- Problem requirements
Reproduce all of the data exactly.
*-*-*
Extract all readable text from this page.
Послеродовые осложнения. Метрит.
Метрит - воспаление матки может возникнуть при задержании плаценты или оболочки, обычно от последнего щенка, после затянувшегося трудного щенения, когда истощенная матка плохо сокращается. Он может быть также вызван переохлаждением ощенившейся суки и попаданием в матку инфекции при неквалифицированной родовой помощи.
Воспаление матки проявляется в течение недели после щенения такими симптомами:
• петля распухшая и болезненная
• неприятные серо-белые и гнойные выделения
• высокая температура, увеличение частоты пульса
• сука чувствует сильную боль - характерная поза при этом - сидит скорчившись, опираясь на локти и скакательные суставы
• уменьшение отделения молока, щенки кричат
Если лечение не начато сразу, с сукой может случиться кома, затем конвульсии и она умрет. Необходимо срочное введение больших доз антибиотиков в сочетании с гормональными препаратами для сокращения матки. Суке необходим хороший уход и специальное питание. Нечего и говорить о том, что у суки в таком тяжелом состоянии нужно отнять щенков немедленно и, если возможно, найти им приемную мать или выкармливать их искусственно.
*-*-*
- Solution to the problem
Extract all readable text from this page.
Послеродовые осложнения. Метрит.
Метрит - воспаление матки может возникнуть при задержании плаценты или оболочки, обычно от последнего щенка, после затянувшегося трудного щенения, когда истощенная матка плохо сокращается. Он может быть также вызван переохлаждением ощенившейся суки и попаданием в матку инфекции при неквалифицированной родовой помощи.
Воспаление матки проявляется в течение недели после щенения такими симптомами:
• петля распухшая и болезненная
• неприятные серо-белые и гнойные выделения
• высокая температура, увеличение частоты пульса
• сука чувствует сильную боль - характерная поза при этом - сидит скорчившись, опираясь на локти и скакательные суставы
• уменьшение отделения молока, щенки кричат
Если лечение не начато сразу, с сукой может случиться кома, затем конвульсии и она умрет. Необходимо срочное введение больших доз антибиотиков в сочетании с гормональными препаратами для сокращения матки. Суке необходим хороший уход и специальное питание. Нечего и говорить о том, что у суки в таком тяжелом состоянии нужно отнять щенков немедленно и, если возможно, найти им приемную мать или выкармливать их искусственно.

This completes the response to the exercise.